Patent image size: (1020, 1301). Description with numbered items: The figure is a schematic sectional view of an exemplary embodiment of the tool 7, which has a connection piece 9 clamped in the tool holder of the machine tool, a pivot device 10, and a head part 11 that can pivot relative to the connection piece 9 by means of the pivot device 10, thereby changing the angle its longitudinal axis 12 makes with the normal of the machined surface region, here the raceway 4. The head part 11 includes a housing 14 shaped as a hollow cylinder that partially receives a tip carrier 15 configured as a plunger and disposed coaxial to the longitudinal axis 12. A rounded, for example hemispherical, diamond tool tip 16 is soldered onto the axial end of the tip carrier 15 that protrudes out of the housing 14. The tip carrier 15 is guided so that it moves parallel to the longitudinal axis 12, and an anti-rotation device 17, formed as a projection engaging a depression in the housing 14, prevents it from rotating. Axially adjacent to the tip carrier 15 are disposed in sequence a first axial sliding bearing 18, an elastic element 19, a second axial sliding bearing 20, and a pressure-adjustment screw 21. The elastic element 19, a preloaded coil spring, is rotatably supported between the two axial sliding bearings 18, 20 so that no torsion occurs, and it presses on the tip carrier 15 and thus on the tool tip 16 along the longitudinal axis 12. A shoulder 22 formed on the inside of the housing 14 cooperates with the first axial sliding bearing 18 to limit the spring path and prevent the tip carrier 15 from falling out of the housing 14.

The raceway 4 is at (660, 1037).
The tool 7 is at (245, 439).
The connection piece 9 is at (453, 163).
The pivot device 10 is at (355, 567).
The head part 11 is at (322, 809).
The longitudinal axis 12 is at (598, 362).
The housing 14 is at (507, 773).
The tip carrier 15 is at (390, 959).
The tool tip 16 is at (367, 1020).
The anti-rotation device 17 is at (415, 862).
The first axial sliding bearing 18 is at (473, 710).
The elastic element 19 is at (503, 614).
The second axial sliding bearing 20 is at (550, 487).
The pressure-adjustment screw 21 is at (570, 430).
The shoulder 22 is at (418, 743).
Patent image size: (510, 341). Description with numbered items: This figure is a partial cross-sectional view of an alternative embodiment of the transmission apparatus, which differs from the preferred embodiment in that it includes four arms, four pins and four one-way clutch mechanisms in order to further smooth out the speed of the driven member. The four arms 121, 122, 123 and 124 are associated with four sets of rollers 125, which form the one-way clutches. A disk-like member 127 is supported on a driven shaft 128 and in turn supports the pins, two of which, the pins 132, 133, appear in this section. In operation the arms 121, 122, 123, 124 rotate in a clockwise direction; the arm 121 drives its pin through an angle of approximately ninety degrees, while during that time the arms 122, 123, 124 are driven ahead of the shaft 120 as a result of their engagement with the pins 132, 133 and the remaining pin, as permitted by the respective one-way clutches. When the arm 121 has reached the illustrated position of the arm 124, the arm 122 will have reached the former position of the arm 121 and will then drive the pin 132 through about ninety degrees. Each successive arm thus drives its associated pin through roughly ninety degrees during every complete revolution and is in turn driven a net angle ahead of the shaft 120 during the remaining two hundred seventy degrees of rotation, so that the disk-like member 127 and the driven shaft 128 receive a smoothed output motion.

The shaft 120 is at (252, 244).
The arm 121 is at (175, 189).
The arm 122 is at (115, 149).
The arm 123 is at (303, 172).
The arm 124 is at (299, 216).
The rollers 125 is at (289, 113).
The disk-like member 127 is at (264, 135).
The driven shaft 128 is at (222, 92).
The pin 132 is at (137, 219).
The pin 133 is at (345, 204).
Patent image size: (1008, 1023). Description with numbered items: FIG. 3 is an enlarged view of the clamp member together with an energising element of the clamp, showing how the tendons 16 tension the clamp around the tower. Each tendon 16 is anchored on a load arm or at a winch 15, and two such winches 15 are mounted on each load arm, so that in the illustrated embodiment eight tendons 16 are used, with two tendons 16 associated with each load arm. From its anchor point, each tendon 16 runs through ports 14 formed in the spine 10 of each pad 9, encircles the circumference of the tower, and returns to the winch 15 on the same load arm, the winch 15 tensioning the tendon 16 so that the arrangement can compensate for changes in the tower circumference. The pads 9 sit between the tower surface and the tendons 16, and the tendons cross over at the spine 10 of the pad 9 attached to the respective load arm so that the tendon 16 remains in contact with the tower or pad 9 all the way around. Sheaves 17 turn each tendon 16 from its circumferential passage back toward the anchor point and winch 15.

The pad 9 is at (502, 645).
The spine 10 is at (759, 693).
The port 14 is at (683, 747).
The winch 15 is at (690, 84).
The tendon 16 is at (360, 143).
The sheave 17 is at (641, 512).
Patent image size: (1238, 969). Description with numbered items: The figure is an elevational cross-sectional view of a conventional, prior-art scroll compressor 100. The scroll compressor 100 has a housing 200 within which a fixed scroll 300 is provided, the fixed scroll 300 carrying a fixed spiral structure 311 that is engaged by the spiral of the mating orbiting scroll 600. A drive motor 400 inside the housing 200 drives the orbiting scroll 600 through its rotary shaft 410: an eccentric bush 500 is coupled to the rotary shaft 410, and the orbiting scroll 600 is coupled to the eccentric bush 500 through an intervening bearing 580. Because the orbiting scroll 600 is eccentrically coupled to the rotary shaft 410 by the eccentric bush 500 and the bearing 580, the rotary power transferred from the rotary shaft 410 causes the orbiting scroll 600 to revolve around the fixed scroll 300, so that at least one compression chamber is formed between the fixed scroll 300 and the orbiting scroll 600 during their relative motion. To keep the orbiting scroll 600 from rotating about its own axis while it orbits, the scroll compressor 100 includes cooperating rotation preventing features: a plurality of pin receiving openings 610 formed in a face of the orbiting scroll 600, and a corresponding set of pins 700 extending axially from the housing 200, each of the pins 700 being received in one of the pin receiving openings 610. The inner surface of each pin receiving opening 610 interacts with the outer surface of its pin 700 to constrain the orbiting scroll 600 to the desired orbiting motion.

Written problem >> Please render every line of the items above as a Markdown table with two columns, No. and Line. Number the rows in order and leave out blank lines.

Exercise answer >>
| No. | Line |
|---|---|
| 1 | Patent image size: (1020, 1301). Description with numbered items: The figure is a schematic sectional view of an exemplary embodiment of the tool 7, which has a connection piece 9 clamped in the tool holder of the machine tool, a pivot device 10, and a head part 11 that can pivot relative to the connection piece 9 by means of the pivot device 10, thereby changing the angle its longitudinal axis 12 makes with the normal of the machined surface region, here the raceway 4. The head part 11 includes a housing 14 shaped as a hollow cylinder that partially receives a tip carrier 15 configured as a plunger and disposed coaxial to the longitudinal axis 12. A rounded, for example hemispherical, diamond tool tip 16 is soldered onto the axial end of the tip carrier 15 that protrudes out of the housing 14. The tip carrier 15 is guided so that it moves parallel to the longitudinal axis 12, and an anti-rotation device 17, formed as a projection engaging a depression in the housing 14, prevents it from rotating. Axially adjacent to the tip carrier 15 are disposed in sequence a first axial sliding bearing 18, an elastic element 19, a second axial sliding bearing 20, and a pressure-adjustment screw 21. The elastic element 19, a preloaded coil spring, is rotatably supported between the two axial sliding bearings 18, 20 so that no torsion occurs, and it presses on the tip carrier 15 and thus on the tool tip 16 along the longitudinal axis 12. A shoulder 22 formed on the inside of the housing 14 cooperates with the first axial sliding bearing 18 to limit the spring path and prevent the tip carrier 15 from falling out of the housing 14. |
| 2 | The raceway 4 is at (660, 1037). |
| 3 | The tool 7 is at (245, 439). |
| 4 | The connection piece 9 is at (453, 163). |
| 5 | The pivot device 10 is at (355, 567). |
| 6 | The head part 11 is at (322, 809). |
| 7 | The longitudinal axis 12 is at (598, 362). |
| 8 | The housing 14 is at (507, 773). |
| 9 | The tip carrier 15 is at (390, 959). |
| 10 | The tool tip 16 is at (367, 1020). |
| 11 | The anti-rotation device 17 is at (415, 862). |
| 12 | The first axial sliding bearing 18 is at (473, 710). |
| 13 | The elastic element 19 is at (503, 614). |
| 14 | The second axial sliding bearing 20 is at (550, 487). |
| 15 | The pressure-adjustment screw 21 is at (570, 430). |
| 16 | The shoulder 22 is at (418, 743). |
| 17 | Patent image size: (510, 341). Description with numbered items: This figure is a partial cross-sectional view of an alternative embodiment of the transmission apparatus, which differs from the preferred embodiment in that it includes four arms, four pins and four one-way clutch mechanisms in order to further smooth out the speed of the driven member. The four arms 121, 122, 123 and 124 are associated with four sets of rollers 125, which form the one-way clutches. A disk-like member 127 is supported on a driven shaft 128 and in turn supports the pins, two of which, the pins 132, 133, appear in this section. In operation the arms 121, 122, 123, 124 rotate in a clockwise direction; the arm 121 drives its pin through an angle of approximately ninety degrees, while during that time the arms 122, 123, 124 are driven ahead of the shaft 120 as a result of their engagement with the pins 132, 133 and the remaining pin, as permitted by the respective one-way clutches. When the arm 121 has reached the illustrated position of the arm 124, the arm 122 will have reached the former position of the arm 121 and will then drive the pin 132 through about ninety degrees. Each successive arm thus drives its associated pin through roughly ninety degrees during every complete revolution and is in turn driven a net angle ahead of the shaft 120 during the remaining two hundred seventy degrees of rotation, so that the disk-like member 127 and the driven shaft 128 receive a smoothed output motion. |
| 18 | The shaft 120 is at (252, 244). |
| 19 | The arm 121 is at (175, 189). |
| 20 | The arm 122 is at (115, 149). |
| 21 | The arm 123 is at (303, 172). |
| 22 | The arm 124 is at (299, 216). |
| 23 | The rollers 125 is at (289, 113). |
| 24 | The disk-like member 127 is at (264, 135). |
| 25 | The driven shaft 128 is at (222, 92). |
| 26 | The pin 132 is at (137, 219). |
| 27 | The pin 133 is at (345, 204). |
| 28 | Patent image size: (1008, 1023). Description with numbered items: FIG. 3 is an enlarged view of the clamp member together with an energising element of the clamp, showing how the tendons 16 tension the clamp around the tower. Each tendon 16 is anchored on a load arm or at a winch 15, and two such winches 15 are mounted on each load arm, so that in the illustrated embodiment eight tendons 16 are used, with two tendons 16 associated with each load arm. From its anchor point, each tendon 16 runs through ports 14 formed in the spine 10 of each pad 9, encircles the circumference of the tower, and returns to the winch 15 on the same load arm, the winch 15 tensioning the tendon 16 so that the arrangement can compensate for changes in the tower circumference. The pads 9 sit between the tower surface and the tendons 16, and the tendons cross over at the spine 10 of the pad 9 attached to the respective load arm so that the tendon 16 remains in contact with the tower or pad 9 all the way around. Sheaves 17 turn each tendon 16 from its circumferential passage back toward the anchor point and winch 15. |
| 29 | The pad 9 is at (502, 645). |
| 30 | The spine 10 is at (759, 693). |
| 31 | The port 14 is at (683, 747). |
| 32 | The winch 15 is at (690, 84). |
| 33 | The tendon 16 is at (360, 143). |
| 34 | The sheave 17 is at (641, 512). |
| 35 | Patent image size: (1238, 969). Description with numbered items: The figure is an elevational cross-sectional view of a conventional, prior-art scroll compressor 100. The scroll compressor 100 has a housing 200 within which a fixed scroll 300 is provided, the fixed scroll 300 carrying a fixed spiral structure 311 that is engaged by the spiral of the mating orbiting scroll 600. A drive motor 400 inside the housing 200 drives the orbiting scroll 600 through its rotary shaft 410: an eccentric bush 500 is coupled to the rotary shaft 410, and the orbiting scroll 600 is coupled to the eccentric bush 500 through an intervening bearing 580. Because the orbiting scroll 600 is eccentrically coupled to the rotary shaft 410 by the eccentric bush 500 and the bearing 580, the rotary power transferred from the rotary shaft 410 causes the orbiting scroll 600 to revolve around the fixed scroll 300, so that at least one compression chamber is formed between the fixed scroll 300 and the orbiting scroll 600 during their relative motion. To keep the orbiting scroll 600 from rotating about its own axis while it orbits, the scroll compressor 100 includes cooperating rotation preventing features: a plurality of pin receiving openings 610 formed in a face of the orbiting scroll 600, and a corresponding set of pins 700 extending axially from the housing 200, each of the pins 700 being received in one of the pin receiving openings 610. The inner surface of each pin receiving opening 610 interacts with the outer surface of its pin 700 to constrain the orbiting scroll 600 to the desired orbiting motion. |